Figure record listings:
::::::::

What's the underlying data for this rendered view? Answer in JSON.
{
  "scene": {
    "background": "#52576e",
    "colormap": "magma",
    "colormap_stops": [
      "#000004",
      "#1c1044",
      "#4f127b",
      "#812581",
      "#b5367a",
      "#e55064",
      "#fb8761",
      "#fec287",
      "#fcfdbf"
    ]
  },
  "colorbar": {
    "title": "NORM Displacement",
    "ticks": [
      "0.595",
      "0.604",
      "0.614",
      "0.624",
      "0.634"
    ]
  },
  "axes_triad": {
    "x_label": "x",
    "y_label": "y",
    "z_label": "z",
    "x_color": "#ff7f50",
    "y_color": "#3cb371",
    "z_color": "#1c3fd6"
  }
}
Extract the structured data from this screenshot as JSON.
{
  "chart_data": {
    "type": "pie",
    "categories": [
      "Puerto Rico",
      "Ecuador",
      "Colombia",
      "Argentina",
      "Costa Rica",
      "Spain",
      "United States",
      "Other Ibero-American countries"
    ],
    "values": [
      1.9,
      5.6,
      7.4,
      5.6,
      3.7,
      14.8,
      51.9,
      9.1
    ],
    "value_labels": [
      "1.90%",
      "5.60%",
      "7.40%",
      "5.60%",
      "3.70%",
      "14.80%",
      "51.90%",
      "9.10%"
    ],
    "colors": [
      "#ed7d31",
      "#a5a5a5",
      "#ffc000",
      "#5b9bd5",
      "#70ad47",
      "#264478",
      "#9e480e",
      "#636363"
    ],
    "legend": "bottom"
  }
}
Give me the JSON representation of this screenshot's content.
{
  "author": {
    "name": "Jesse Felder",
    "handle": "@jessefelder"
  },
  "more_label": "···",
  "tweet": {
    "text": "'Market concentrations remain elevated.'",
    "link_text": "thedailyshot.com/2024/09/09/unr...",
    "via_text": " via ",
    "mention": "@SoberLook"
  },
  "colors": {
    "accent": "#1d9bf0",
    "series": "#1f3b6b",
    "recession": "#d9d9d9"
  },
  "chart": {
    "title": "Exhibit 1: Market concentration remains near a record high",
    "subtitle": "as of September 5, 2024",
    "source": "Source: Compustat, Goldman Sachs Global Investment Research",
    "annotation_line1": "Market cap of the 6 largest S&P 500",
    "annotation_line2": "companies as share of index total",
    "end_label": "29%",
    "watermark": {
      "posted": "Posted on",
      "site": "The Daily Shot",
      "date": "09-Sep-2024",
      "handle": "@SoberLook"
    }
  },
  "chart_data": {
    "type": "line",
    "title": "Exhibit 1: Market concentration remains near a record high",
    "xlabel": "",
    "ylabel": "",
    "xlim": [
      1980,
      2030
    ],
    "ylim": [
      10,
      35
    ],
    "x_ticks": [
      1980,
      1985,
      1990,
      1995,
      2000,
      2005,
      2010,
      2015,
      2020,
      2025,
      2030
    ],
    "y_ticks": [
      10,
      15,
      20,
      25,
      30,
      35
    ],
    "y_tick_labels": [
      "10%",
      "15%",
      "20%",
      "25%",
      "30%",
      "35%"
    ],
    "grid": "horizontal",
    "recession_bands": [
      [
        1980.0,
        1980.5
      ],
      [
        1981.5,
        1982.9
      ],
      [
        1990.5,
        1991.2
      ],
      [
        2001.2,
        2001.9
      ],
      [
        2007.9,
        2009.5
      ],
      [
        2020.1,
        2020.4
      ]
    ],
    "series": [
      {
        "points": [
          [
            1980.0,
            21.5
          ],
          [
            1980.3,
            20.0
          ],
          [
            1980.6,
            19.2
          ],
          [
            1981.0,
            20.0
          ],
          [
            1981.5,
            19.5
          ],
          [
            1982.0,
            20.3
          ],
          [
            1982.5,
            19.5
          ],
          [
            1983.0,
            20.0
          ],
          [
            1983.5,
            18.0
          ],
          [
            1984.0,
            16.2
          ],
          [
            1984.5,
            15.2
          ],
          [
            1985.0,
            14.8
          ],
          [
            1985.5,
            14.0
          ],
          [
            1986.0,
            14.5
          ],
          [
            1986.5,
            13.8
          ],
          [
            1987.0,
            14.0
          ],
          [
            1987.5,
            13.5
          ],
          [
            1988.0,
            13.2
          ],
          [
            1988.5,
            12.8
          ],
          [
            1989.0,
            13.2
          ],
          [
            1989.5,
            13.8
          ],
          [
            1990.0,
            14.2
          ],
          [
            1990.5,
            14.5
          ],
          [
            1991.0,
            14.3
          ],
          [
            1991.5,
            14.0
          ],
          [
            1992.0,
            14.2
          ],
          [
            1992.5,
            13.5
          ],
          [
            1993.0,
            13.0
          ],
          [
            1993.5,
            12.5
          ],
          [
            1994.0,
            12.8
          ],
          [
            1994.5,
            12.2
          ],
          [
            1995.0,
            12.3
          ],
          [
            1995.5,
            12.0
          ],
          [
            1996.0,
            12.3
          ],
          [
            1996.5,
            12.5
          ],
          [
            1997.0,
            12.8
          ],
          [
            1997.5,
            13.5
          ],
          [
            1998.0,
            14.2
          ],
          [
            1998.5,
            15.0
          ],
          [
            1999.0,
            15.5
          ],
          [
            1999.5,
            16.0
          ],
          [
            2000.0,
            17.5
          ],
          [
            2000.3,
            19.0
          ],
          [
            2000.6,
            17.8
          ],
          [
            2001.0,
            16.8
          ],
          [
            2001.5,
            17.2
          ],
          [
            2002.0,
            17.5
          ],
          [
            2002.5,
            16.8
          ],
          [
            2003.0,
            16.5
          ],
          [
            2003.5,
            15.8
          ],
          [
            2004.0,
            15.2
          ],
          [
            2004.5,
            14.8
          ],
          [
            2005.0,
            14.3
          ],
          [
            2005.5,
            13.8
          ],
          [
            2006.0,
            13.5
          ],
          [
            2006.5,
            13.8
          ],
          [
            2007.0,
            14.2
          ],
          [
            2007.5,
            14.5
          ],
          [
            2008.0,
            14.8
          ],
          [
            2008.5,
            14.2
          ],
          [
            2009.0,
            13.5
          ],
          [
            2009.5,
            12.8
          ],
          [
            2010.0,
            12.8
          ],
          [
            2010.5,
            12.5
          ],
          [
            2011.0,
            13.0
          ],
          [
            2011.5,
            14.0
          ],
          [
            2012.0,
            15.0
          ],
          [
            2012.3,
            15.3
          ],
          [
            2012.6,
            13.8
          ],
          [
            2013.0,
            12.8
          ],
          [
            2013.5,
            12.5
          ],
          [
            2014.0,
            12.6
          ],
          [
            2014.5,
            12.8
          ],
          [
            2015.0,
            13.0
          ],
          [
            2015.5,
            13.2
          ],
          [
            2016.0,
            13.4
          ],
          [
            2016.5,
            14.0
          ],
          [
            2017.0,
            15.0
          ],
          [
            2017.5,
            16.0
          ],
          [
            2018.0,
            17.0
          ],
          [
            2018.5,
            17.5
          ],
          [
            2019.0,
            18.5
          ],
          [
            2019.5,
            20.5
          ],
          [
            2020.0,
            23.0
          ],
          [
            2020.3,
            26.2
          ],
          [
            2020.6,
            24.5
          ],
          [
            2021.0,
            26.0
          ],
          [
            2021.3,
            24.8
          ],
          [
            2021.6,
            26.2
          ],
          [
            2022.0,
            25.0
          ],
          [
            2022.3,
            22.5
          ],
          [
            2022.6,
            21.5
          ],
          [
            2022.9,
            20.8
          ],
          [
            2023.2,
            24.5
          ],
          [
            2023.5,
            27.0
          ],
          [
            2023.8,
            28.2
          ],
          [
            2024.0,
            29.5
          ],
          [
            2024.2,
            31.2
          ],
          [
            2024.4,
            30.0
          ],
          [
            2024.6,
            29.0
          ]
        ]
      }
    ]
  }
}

::::::::

Repeat all of the entries exactly.

What's the underlying data for this rendered view? Answer in JSON.
{
  "scene": {
    "background": "#52576e",
    "colormap": "magma",
    "colormap_stops": [
      "#000004",
      "#1c1044",
      "#4f127b",
      "#812581",
      "#b5367a",
      "#e55064",
      "#fb8761",
      "#fec287",
      "#fcfdbf"
    ]
  },
  "colorbar": {
    "title": "NORM Displacement",
    "ticks": [
      "0.595",
      "0.604",
      "0.614",
      "0.624",
      "0.634"
    ]
  },
  "axes_triad": {
    "x_label": "x",
    "y_label": "y",
    "z_label": "z",
    "x_color": "#ff7f50",
    "y_color": "#3cb371",
    "z_color": "#1c3fd6"
  }
}
Extract the structured data from this screenshot as JSON.
{
  "chart_data": {
    "type": "pie",
    "categories": [
      "Puerto Rico",
      "Ecuador",
      "Colombia",
      "Argentina",
      "Costa Rica",
      "Spain",
      "United States",
      "Other Ibero-American countries"
    ],
    "values": [
      1.9,
      5.6,
      7.4,
      5.6,
      3.7,
      14.8,
      51.9,
      9.1
    ],
    "value_labels": [
      "1.90%",
      "5.60%",
      "7.40%",
      "5.60%",
      "3.70%",
      "14.80%",
      "51.90%",
      "9.10%"
    ],
    "colors": [
      "#ed7d31",
      "#a5a5a5",
      "#ffc000",
      "#5b9bd5",
      "#70ad47",
      "#264478",
      "#9e480e",
      "#636363"
    ],
    "legend": "bottom"
  }
}
Give me the JSON representation of this screenshot's content.
{
  "author": {
    "name": "Jesse Felder",
    "handle": "@jessefelder"
  },
  "more_label": "···",
  "tweet": {
    "text": "'Market concentrations remain elevated.'",
    "link_text": "thedailyshot.com/2024/09/09/unr...",
    "via_text": " via ",
    "mention": "@SoberLook"
  },
  "colors": {
    "accent": "#1d9bf0",
    "series": "#1f3b6b",
    "recession": "#d9d9d9"
  },
  "chart": {
    "title": "Exhibit 1: Market concentration remains near a record high",
    "subtitle": "as of September 5, 2024",
    "source": "Source: Compustat, Goldman Sachs Global Investment Research",
    "annotation_line1": "Market cap of the 6 largest S&P 500",
    "annotation_line2": "companies as share of index total",
    "end_label": "29%",
    "watermark": {
      "posted": "Posted on",
      "site": "The Daily Shot",
      "date": "09-Sep-2024",
      "handle": "@SoberLook"
    }
  },
  "chart_data": {
    "type": "line",
    "title": "Exhibit 1: Market concentration remains near a record high",
    "xlabel": "",
    "ylabel": "",
    "xlim": [
      1980,
      2030
    ],
    "ylim": [
      10,
      35
    ],
    "x_ticks": [
      1980,
      1985,
      1990,
      1995,
      2000,
      2005,
      2010,
      2015,
      2020,
      2025,
      2030
    ],
    "y_ticks": [
      10,
      15,
      20,
      25,
      30,
      35
    ],
    "y_tick_labels": [
      "10%",
      "15%",
      "20%",
      "25%",
      "30%",
      "35%"
    ],
    "grid": "horizontal",
    "recession_bands": [
      [
        1980.0,
        1980.5
      ],
      [
        1981.5,
        1982.9
      ],
      [
        1990.5,
        1991.2
      ],
      [
        2001.2,
        2001.9
      ],
      [
        2007.9,
        2009.5
      ],
      [
        2020.1,
        2020.4
      ]
    ],
    "series": [
      {
        "points": [
          [
            1980.0,
            21.5
          ],
          [
            1980.3,
            20.0
          ],
          [
            1980.6,
            19.2
          ],
          [
            1981.0,
            20.0
          ],
          [
            1981.5,
            19.5
          ],
          [
            1982.0,
            20.3
          ],
          [
            1982.5,
            19.5
          ],
          [
            1983.0,
            20.0
          ],
          [
            1983.5,
            18.0
          ],
          [
            1984.0,
            16.2
          ],
          [
            1984.5,
            15.2
          ],
          [
            1985.0,
            14.8
          ],
          [
            1985.5,
            14.0
          ],
          [
            1986.0,
            14.5
          ],
          [
            1986.5,
            13.8
          ],
          [
            1987.0,
            14.0
          ],
          [
            1987.5,
            13.5
          ],
          [
            1988.0,
            13.2
          ],
          [
            1988.5,
            12.8
          ],
          [
            1989.0,
            13.2
          ],
          [
            1989.5,
            13.8
          ],
          [
            1990.0,
            14.2
          ],
          [
            1990.5,
            14.5
          ],
          [
            1991.0,
            14.3
          ],
          [
            1991.5,
            14.0
          ],
          [
            1992.0,
            14.2
          ],
          [
            1992.5,
            13.5
          ],
          [
            1993.0,
            13.0
          ],
          [
            1993.5,
            12.5
          ],
          [
            1994.0,
            12.8
          ],
          [
            1994.5,
            12.2
          ],
          [
            1995.0,
            12.3
          ],
          [
            1995.5,
            12.0
          ],
          [
            1996.0,
            12.3
          ],
          [
            1996.5,
            12.5
          ],
          [
            1997.0,
            12.8
          ],
          [
            1997.5,
            13.5
          ],
          [
            1998.0,
            14.2
          ],
          [
            1998.5,
            15.0
          ],
          [
            1999.0,
            15.5
          ],
          [
            1999.5,
            16.0
          ],
          [
            2000.0,
            17.5
          ],
          [
            2000.3,
            19.0
          ],
          [
            2000.6,
            17.8
          ],
          [
            2001.0,
            16.8
          ],
          [
            2001.5,
            17.2
          ],
          [
            2002.0,
            17.5
          ],
          [
            2002.5,
            16.8
          ],
          [
            2003.0,
            16.5
          ],
          [
            2003.5,
            15.8
          ],
          [
            2004.0,
            15.2
          ],
          [
            2004.5,
            14.8
          ],
          [
            2005.0,
            14.3
          ],
          [
            2005.5,
            13.8
          ],
          [
            2006.0,
            13.5
          ],
          [
            2006.5,
            13.8
          ],
          [
            2007.0,
            14.2
          ],
          [
            2007.5,
            14.5
          ],
          [
            2008.0,
            14.8
          ],
          [
            2008.5,
            14.2
          ],
          [
            2009.0,
            13.5
          ],
          [
            2009.5,
            12.8
          ],
          [
            2010.0,
            12.8
          ],
          [
            2010.5,
            12.5
          ],
          [
            2011.0,
            13.0
          ],
          [
            2011.5,
            14.0
          ],
          [
            2012.0,
            15.0
          ],
          [
            2012.3,
            15.3
          ],
          [
            2012.6,
            13.8
          ],
          [
            2013.0,
            12.8
          ],
          [
            2013.5,
            12.5
          ],
          [
            2014.0,
            12.6
          ],
          [
            2014.5,
            12.8
          ],
          [
            2015.0,
            13.0
          ],
          [
            2015.5,
            13.2
          ],
          [
            2016.0,
            13.4
          ],
          [
            2016.5,
            14.0
          ],
          [
            2017.0,
            15.0
          ],
          [
            2017.5,
            16.0
          ],
          [
            2018.0,
            17.0
          ],
          [
            2018.5,
            17.5
          ],
          [
            2019.0,
            18.5
          ],
          [
            2019.5,
            20.5
          ],
          [
            2020.0,
            23.0
          ],
          [
            2020.3,
            26.2
          ],
          [
            2020.6,
            24.5
          ],
          [
            2021.0,
            26.0
          ],
          [
            2021.3,
            24.8
          ],
          [
            2021.6,
            26.2
          ],
          [
            2022.0,
            25.0
          ],
          [
            2022.3,
            22.5
          ],
          [
            2022.6,
            21.5
          ],
          [
            2022.9,
            20.8
          ],
          [
            2023.2,
            24.5
          ],
          [
            2023.5,
            27.0
          ],
          [
            2023.8,
            28.2
          ],
          [
            2024.0,
            29.5
          ],
          [
            2024.2,
            31.2
          ],
          [
            2024.4,
            30.0
          ],
          [
            2024.6,
            29.0
          ]
        ]
      }
    ]
  }
}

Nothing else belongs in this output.